* [Stated task 1] Return, word for word, the portion of the text on Walmart strikes starting at "In mid-September, warehouse" and ending at "their countries’ flags.".
* [Stated task 2] Resume the text on Walmart strikes from the point at which it stops.

* [Given text]
__________________________________________________
It seems to us that in this way rankand- file workers can safeguard the selfactivity by means of which they seek to address specific problems as they arise, while at the same time avoiding the part of the NLRA that empowers majority unions to bargain away the right to strike.

What Is Happening At Walmart?

The recent upsurge of rank-and-file activity at Walmart stores and warehouses in the United States has not, so far as I know, been led or inspired either by participants in Occupy or by members of the IWW. What it represents is the spread of characteristic Wobbly forms of self-activity to workplaces where those practices arise spontaneously because they speak to the needs and opportunities actually experienced by Walmart workers.

Recent Walmart strikes began among warehouse workers in California, spread to warehouse workers in Elwood, Ill., and finally have begun to appear at Walmart retail stores all over the United States. (The following compilation of facts is derived from a variety of websites and published articles.)

Walmart is the country’s largest private employer, reporting 1.4 million employees in the United States at 4,300 stores. The company claims that full-time employees make more than $13 an hour. Workers say that most of them work part-time for less than $10 an hour. Colby Harris in Dallas makes $8.90 an hour and says that workers need a “buddy system” to make it through “non-paycheck weeks.” Also according to Walmart workers, health care benefits are theoretically available, but they are too expensive and too many hours are required before a worker qualifies to receive them. Sixty percent of Walmart’s hourly employees are women, who brought a nationwide lawsuit against the company that the United States Supreme Court held could not be pursued as a class action.

Meanwhile, Walmart made a profit of $15.4 billion in 2011, and $4 billion in the first quarter of 2012.

In the words of an article by Matthew Cunningham-Cook, Walmart workers “are harkening back to an earlier form of union organization…far more common prior to the passage of the Wagner Act in 1935.”

In mid-September, warehouse workers for Walmart in southern California went on strike to protest unsafe working conditions: broken equipment, dangerously high temperatures, inadequate access to ventilation and clean drinking water. These are temporary employees, hired by a Walmart contractor and paid minimum wage.

Strikers marched on a 50-mile “Walmarch” from their worksite to Los Angeles to raise public awareness. Old-timers may have been reminded of the farmworker pilgrimage from Delano to Sacramento in the 1960s. Over 120,000 persons signed a petition supporting the Walmarchers. They went back to work Oct. 5 with a promise of improved conditions. It is reported that workers from different countries marched into the workplace carrying their countries’ flags.

Elwood, Ill., on the outskirts of Chicago, is a strategic link in the Walmart supply chain. Walmart’s warehouse there is said to process 70 percent of the company’s domestic goods. This was what made it possible for a strike by just two dozen workers to be so successful.
__________________________________________________
* [Dataset extract]
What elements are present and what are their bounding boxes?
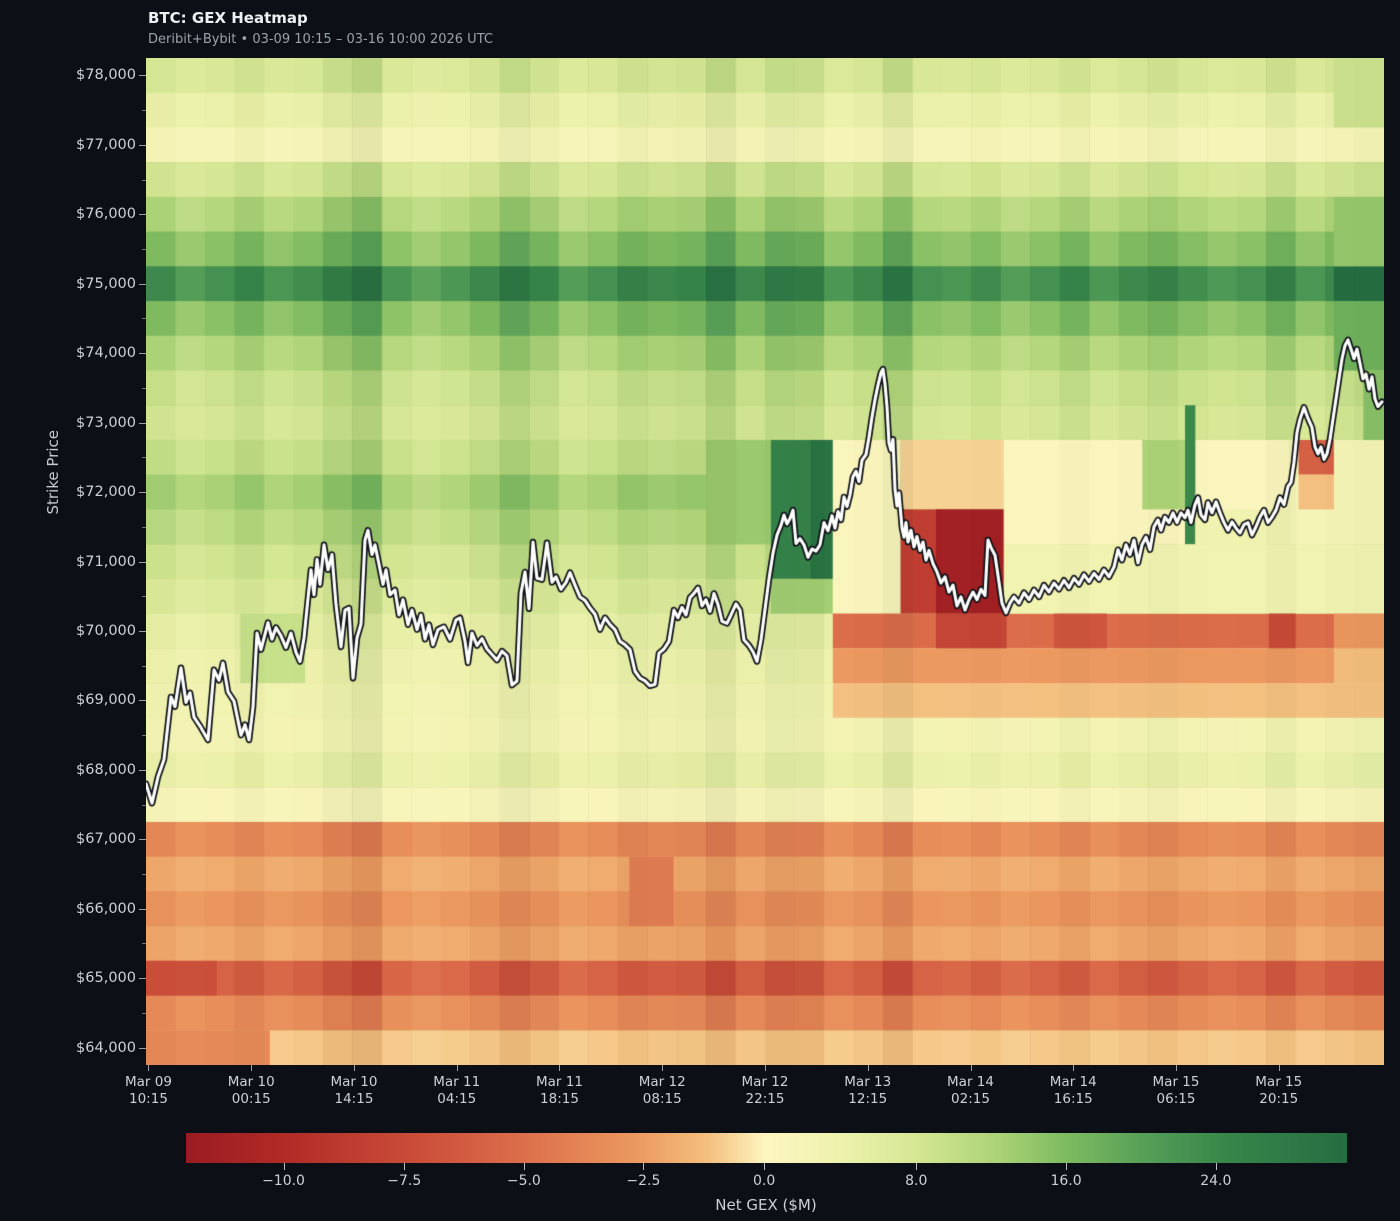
colorbar-tick-mark [523, 1163, 525, 1170]
x-tick-mark [765, 1065, 766, 1071]
y-tick-label: $66,000 [76, 900, 136, 917]
colorbar-tick-label: 16.0 [1050, 1173, 1082, 1189]
x-tick-label: Mar 09 10:15 [124, 1074, 172, 1107]
x-tick-mark [1176, 1065, 1178, 1071]
x-tick-label: Mar 12 22:15 [741, 1074, 789, 1107]
x-tick-label: Mar 14 16:15 [1049, 1074, 1097, 1107]
y-tick-label: $67,000 [76, 831, 136, 848]
y-tick-mark [139, 492, 146, 494]
colorbar-tick-mark [916, 1163, 918, 1170]
y-tick-label: $70,000 [76, 622, 136, 639]
chart-subtitle: Deribit+Bybit • 03-09 10:15 – 03-16 10:0… [148, 32, 493, 47]
y-minor-tick-mark [142, 110, 146, 112]
y-tick-mark [139, 353, 146, 355]
x-tick-label: Mar 15 20:15 [1255, 1074, 1303, 1107]
colorbar-tick-mark [404, 1163, 406, 1170]
x-tick-label: Mar 10 14:15 [330, 1074, 378, 1107]
y-tick-label: $76,000 [76, 206, 136, 223]
y-minor-tick-mark [142, 735, 146, 737]
colorbar-tick-mark [1215, 1163, 1217, 1170]
colorbar-tick-mark [764, 1163, 766, 1170]
y-tick-mark [139, 214, 146, 216]
x-tick-mark [662, 1065, 664, 1071]
y-tick-label: $72,000 [76, 484, 136, 501]
x-tick-label: Mar 10 00:15 [227, 1074, 275, 1107]
y-minor-tick-mark [142, 874, 146, 876]
y-minor-tick-mark [142, 318, 146, 320]
y-tick-label: $65,000 [76, 970, 136, 987]
y-axis-label: Strike Price [44, 430, 62, 515]
y-tick-label: $78,000 [76, 67, 136, 84]
gex-heatmap-canvas [146, 58, 1384, 1065]
y-minor-tick-mark [142, 943, 146, 945]
y-tick-mark [139, 561, 146, 563]
y-tick-mark [139, 144, 146, 146]
y-tick-mark [139, 1047, 146, 1049]
y-tick-label: $69,000 [76, 692, 136, 709]
y-tick-mark [139, 700, 146, 702]
plot-area [146, 58, 1384, 1065]
x-tick-label: Mar 11 04:15 [433, 1074, 481, 1107]
x-tick-label: Mar 14 02:15 [947, 1074, 994, 1107]
y-minor-tick-mark [142, 179, 146, 181]
x-tick-mark [1073, 1065, 1075, 1071]
y-minor-tick-mark [142, 596, 146, 598]
x-tick-label: Mar 12 08:15 [638, 1074, 686, 1107]
y-tick-label: $64,000 [76, 1039, 136, 1056]
y-tick-label: $74,000 [76, 345, 136, 362]
x-tick-label: Mar 15 06:15 [1152, 1074, 1200, 1107]
y-tick-mark [139, 75, 146, 77]
y-minor-tick-mark [142, 804, 146, 806]
x-tick-label: Mar 13 12:15 [844, 1074, 892, 1107]
y-tick-label: $71,000 [76, 553, 136, 570]
y-tick-mark [139, 978, 146, 980]
x-tick-mark [456, 1065, 458, 1071]
x-tick-mark [559, 1065, 561, 1071]
y-tick-mark [139, 283, 146, 285]
y-tick-mark [139, 839, 146, 841]
x-tick-mark [1278, 1065, 1280, 1071]
x-tick-mark [148, 1065, 150, 1071]
x-tick-mark [970, 1065, 972, 1071]
colorbar-label: Net GEX ($M) [715, 1196, 817, 1214]
colorbar-tick-mark [283, 1163, 285, 1170]
y-tick-mark [139, 769, 146, 771]
colorbar-tick-label: 24.0 [1200, 1173, 1232, 1189]
y-minor-tick-mark [142, 457, 146, 459]
x-tick-label: Mar 11 18:15 [536, 1074, 583, 1107]
colorbar-tick-mark [1066, 1163, 1068, 1170]
y-tick-label: $75,000 [76, 275, 136, 292]
y-minor-tick-mark [142, 1012, 146, 1014]
colorbar-tick-label: −5.0 [506, 1173, 541, 1189]
x-tick-mark [867, 1065, 869, 1071]
y-minor-tick-mark [142, 526, 146, 528]
colorbar-tick-label: −2.5 [626, 1173, 661, 1189]
y-tick-label: $73,000 [76, 414, 136, 431]
x-tick-mark [251, 1065, 253, 1071]
chart-title: BTC: GEX Heatmap [148, 9, 308, 27]
colorbar-tick-label: −7.5 [387, 1173, 422, 1189]
colorbar-tick-label: 8.0 [905, 1173, 928, 1189]
colorbar-tick-mark [643, 1163, 645, 1170]
y-tick-label: $68,000 [76, 761, 136, 778]
y-minor-tick-mark [142, 387, 146, 389]
y-minor-tick-mark [142, 248, 146, 250]
y-tick-label: $77,000 [76, 136, 136, 153]
y-tick-mark [139, 630, 146, 632]
x-tick-mark [353, 1065, 355, 1071]
colorbar-tick-label: 0.0 [753, 1173, 776, 1189]
y-tick-mark [139, 908, 146, 910]
y-tick-mark [139, 422, 146, 424]
y-minor-tick-mark [142, 665, 146, 667]
colorbar-tick-label: −10.0 [262, 1173, 305, 1189]
colorbar [186, 1133, 1347, 1163]
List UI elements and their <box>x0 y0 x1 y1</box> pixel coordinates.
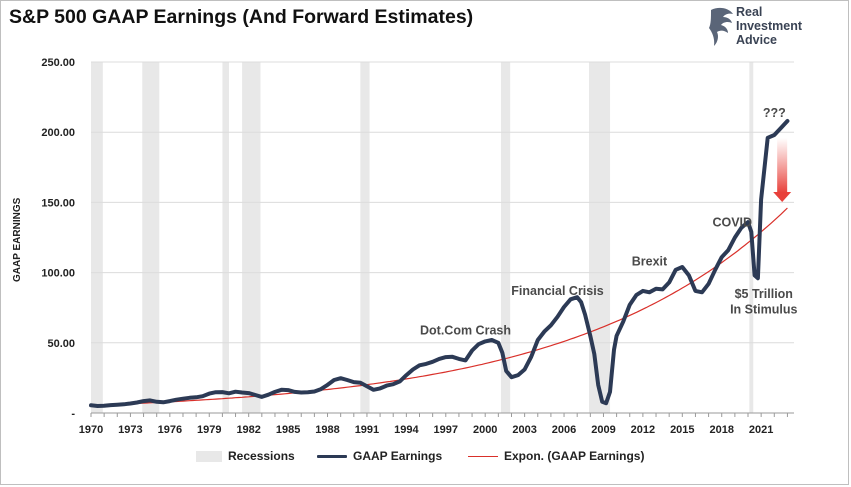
recession-band-0 <box>91 62 103 413</box>
recession-band-3 <box>242 62 261 413</box>
x-tick-label: 2012 <box>631 424 655 436</box>
brand-line-1: Real <box>736 5 763 19</box>
x-tick-label: 1982 <box>236 424 260 436</box>
annotation-label: Dot.Com Crash <box>420 323 511 337</box>
legend-item-trend: Expon. (GAAP Earnings) <box>468 449 644 463</box>
x-tick-label: 2003 <box>512 424 536 436</box>
legend-swatch-recessions <box>196 450 222 462</box>
recession-band-4 <box>360 62 370 413</box>
x-tick-label: 2021 <box>749 424 773 436</box>
annotation-label: Brexit <box>632 255 668 269</box>
legend-label-gaap: GAAP Earnings <box>353 449 443 463</box>
annotation-label: COVID <box>712 215 752 229</box>
y-tick-label: 150.00 <box>41 197 75 209</box>
brand-logo <box>709 7 733 46</box>
legend-swatch-gaap <box>317 454 347 458</box>
x-tick-label: 2015 <box>670 424 694 436</box>
y-tick-label: - <box>71 408 75 420</box>
annotation-label: In Stimulus <box>730 302 797 316</box>
brand-line-3: Advice <box>736 33 777 47</box>
recession-band-1 <box>142 62 160 413</box>
legend-label-trend: Expon. (GAAP Earnings) <box>504 449 645 463</box>
y-tick-label: 50.00 <box>47 338 75 350</box>
recession-band-5 <box>500 62 511 413</box>
x-tick-label: 1985 <box>276 424 300 436</box>
x-tick-label: 2018 <box>709 424 733 436</box>
chart-title: S&P 500 GAAP Earnings (And Forward Estim… <box>9 6 474 28</box>
x-tick-label: 1973 <box>118 424 142 436</box>
annotation-label: Financial Crisis <box>511 284 603 298</box>
legend-label-recessions: Recessions <box>228 449 295 463</box>
y-tick-label: 200.00 <box>41 127 75 139</box>
x-tick-label: 1976 <box>158 424 182 436</box>
forecast-arrow-head <box>773 191 792 202</box>
series-line-gaap-earnings <box>89 119 790 408</box>
x-tick-label: 1994 <box>394 424 419 436</box>
x-tick-label: 1970 <box>79 424 103 436</box>
legend-item-gaap: GAAP Earnings <box>317 449 442 463</box>
x-tick-label: 2006 <box>552 424 576 436</box>
legend-swatch-trend <box>468 455 498 457</box>
legend: Recessions GAAP Earnings Expon. (GAAP Ea… <box>0 449 851 465</box>
brand-wordmark: Real Investment Advice <box>736 5 802 47</box>
x-tick-label: 1988 <box>315 424 339 436</box>
y-tick-label: 250.00 <box>41 57 75 69</box>
y-tick-label: 100.00 <box>41 268 75 280</box>
forecast-arrow-shaft <box>777 137 788 193</box>
x-tick-label: 2009 <box>591 424 615 436</box>
x-tick-label: 1991 <box>355 424 379 436</box>
annotation-label: ??? <box>763 106 786 120</box>
recession-band-6 <box>589 62 611 413</box>
x-tick-label: 1997 <box>434 424 458 436</box>
annotation-label: $5 Trillion <box>735 287 793 301</box>
x-tick-label: 1979 <box>197 424 221 436</box>
x-tick-label: 2000 <box>473 424 497 436</box>
brand-line-2: Investment <box>736 19 802 33</box>
legend-item-recessions: Recessions <box>196 449 295 463</box>
trendline-expon <box>90 207 788 406</box>
recession-band-2 <box>222 62 229 413</box>
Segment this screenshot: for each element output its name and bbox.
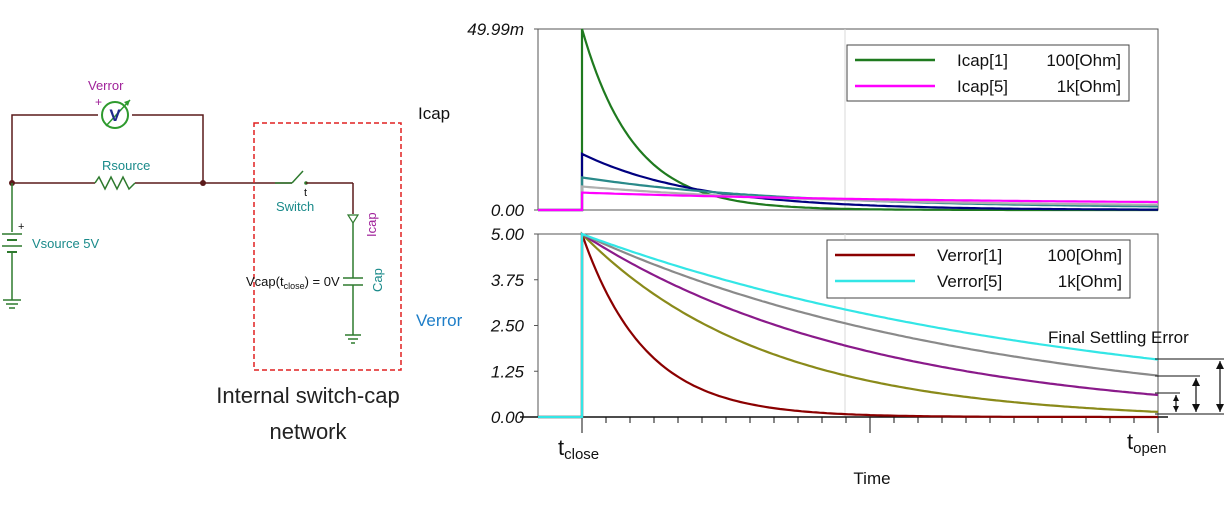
verror-side-label: Verror — [416, 311, 463, 330]
legend-value: 1k[Ohm] — [1058, 272, 1122, 291]
time-axis-label: Time — [853, 469, 890, 488]
y-tick-label: 2.50 — [490, 317, 525, 336]
resistor-symbol — [94, 175, 136, 191]
legend-label: Icap[5] — [957, 77, 1008, 96]
switch-label: Switch — [276, 199, 314, 214]
icap-chart: 49.99m 0.00 Icap[1] 100[Ohm] Icap[5] 1k[Ohm] — [467, 20, 1159, 220]
t-close-label: tclose — [558, 435, 599, 463]
voltmeter-plus: + — [95, 95, 102, 109]
meter-wire-right — [132, 114, 204, 183]
box-caption-line2: network — [269, 419, 347, 444]
final-settling-label: Final Settling Error — [1048, 328, 1189, 347]
series-line-0 — [538, 233, 1158, 419]
cap-label: Cap — [370, 268, 385, 292]
switch-blade — [291, 170, 304, 184]
legend-label: Verror[1] — [937, 246, 1002, 265]
y-tick-label: 5.00 — [491, 225, 525, 244]
battery-plus: + — [18, 221, 24, 233]
legend-value: 100[Ohm] — [1047, 246, 1122, 265]
y-tick-label: 3.75 — [491, 271, 525, 290]
switch-t-label: t — [304, 187, 307, 199]
verror-chart: 5.00 3.75 2.50 1.25 0.00 Verror[1] 100[Ohm] Ver… — [490, 225, 1168, 433]
series-line-4 — [538, 191, 1158, 212]
rsource-label: Rsource — [102, 158, 150, 173]
current-arrow-icon — [346, 214, 360, 225]
verror-probe-label: Verror — [88, 78, 124, 93]
final-settling-annotation: Final Settling Error — [1048, 328, 1224, 415]
ground-icon-right — [345, 334, 361, 344]
voltmeter-arrowhead — [124, 100, 130, 106]
legend-label: Icap[1] — [957, 51, 1008, 70]
vcap-condition: Vcap(tclose) = 0V — [246, 274, 340, 291]
series-line-1 — [538, 152, 1158, 212]
voltmeter-symbol: V — [109, 106, 121, 125]
icap-side-label: Icap — [418, 104, 450, 123]
series-line-4 — [538, 232, 1159, 419]
switch-cap-box — [253, 122, 402, 371]
series-line-2 — [538, 231, 1159, 419]
circuit-diagram: V + Verror Rsource + Vsource 5V t Switch — [2, 78, 402, 444]
meter-wire — [11, 114, 98, 183]
series-line-3 — [538, 232, 1159, 419]
node-right — [200, 180, 206, 186]
y-tick-label: 49.99m — [467, 20, 524, 39]
series-line-3 — [538, 185, 1158, 212]
voltmeter-arrow — [105, 99, 131, 127]
vsource-label: Vsource 5V — [32, 236, 100, 251]
legend-box — [846, 44, 1130, 102]
series-line-1 — [538, 231, 1159, 419]
legend-value: 1k[Ohm] — [1057, 77, 1121, 96]
ground-icon-left — [3, 299, 21, 309]
icap-probe-label: Icap — [364, 212, 379, 237]
y-tick-label: 0.00 — [491, 408, 525, 427]
legend-value: 100[Ohm] — [1046, 51, 1121, 70]
t-open-label: topen — [1127, 429, 1167, 457]
box-caption-line1: Internal switch-cap — [216, 383, 399, 408]
y-tick-label: 0.00 — [491, 201, 525, 220]
legend-box — [826, 239, 1131, 299]
legend-label: Verror[5] — [937, 272, 1002, 291]
y-tick-label: 1.25 — [491, 362, 525, 381]
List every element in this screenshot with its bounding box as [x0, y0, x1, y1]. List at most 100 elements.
__________________________________________________
* [Exercise answer 1]
In mid-September, warehouse workers for Walmart in southern California went on strike to protest unsafe working conditions: broken equipment, dangerously high temperatures, inadequate access to ventilation and clean drinking water. These are temporary employees, hired by a Walmart contractor and paid minimum wage.

Strikers marched on a 50-mile “Walmarch” from their worksite to Los Angeles to raise public awareness. Old-timers may have been reminded of the farmworker pilgrimage from Delano to Sacramento in the 1960s. Over 120,000 persons signed a petition supporting the Walmarchers. They went back to work Oct. 5 with a promise of improved conditions. It is reported that workers from different countries marched into the workplace carrying their countries’ flags.

* [Exercise answer 2]
Some of the grievances of the Elwood strikers had to do with wage theft resulting from forced overtime and the lack of set working schedules, as well as inadequate safety equipment. These temporary workers have had a hard time finding housing. Mike Compton told a reporter that he sleeps in foreclosed homes. Another worker set up a tent in the woods.

The first step at Elwood was to circulate and present a petition on Sept. 15. Four workers were immediately fired. Other workers walked out in protest.

On Oct. 1, the striking workers were joined by more than 650 community supporters, including members of the clergy, many of them bused in from Joliet and Chicago. Seventeen more persons were arrested in a civil disobedience action planned in advance. The arrestees included national UE Director of Organization, Bob Kingsley.

On Oct. 5, strikers delivered a petition to Walmart management with more than 100,000 signatures. The next day, after three weeks “on the bricks,” the Elwood workers went back to work. The company actually paid them full back pay for the time they were on strike.

One result of this ferment was a meeting of Walmart executives on Oct. 17 with delegations of workers from warehouses in California and Illinois. This was in striking contrast to the past practice of meeting with individual workers pursuant to the company’s “Open Door” policy. Workers also want the Open Door process itself revised so that: (1) Confidentiality is respected; (2) Resolution of issues is put in writing; and (3) “Associates” (as Walmart calls its employees) are permitted to bring a co-worker to meetings as a witness.

Rather than presenting themselves as new members of existing unions, these wildcat strikers have formed new organizations with names like Warehouse Workers for Justice and OUR Walmart (OUR standing for “Organization United for Respect”). It is important to recognize that existing unions, especially the United Food and Commercial Workers, support these new entities in many ways, including financial support, and no doubt hope that Walmart workers will ultimately join the union. But it is equally important to recognize that nothing obliges Walmart workers to join a traditional union, if they prefer to continue their less traditional practices of horizontal mutual aid.

Emboldened by the actions of their fellow workers in company warehouses, Walmart “associates” at company retail stores staged a one-day strike on Oct. 4. More than 70 workers from at least nine southern California Walmart retail stores took part. Using social media, strikers spread the word and a nationwide walkout followed on Oct. 9. More than 200 Walmart workers also showed up at a national meeting of company executives on Oct. 10. “Democracy Now!” reported that they came from 28 Walmart stores in 12 different states.

As I complete this essay in early November 2012, there is talk that if Walmart continues to ignore these bottom-up demands for change, Walmart workers will call for a nationwide boycott of their stores on the Friday following Thanksgiving (otherwise known as “Black Friday”).

Toward Another World

The dramatic saga just narrated should remind us that fundamental social change is unlikely to happen without the working class, and that workers remain capable of acting in the imaginative and irrepressible spirit of their theme song, “Solidarity Forever.”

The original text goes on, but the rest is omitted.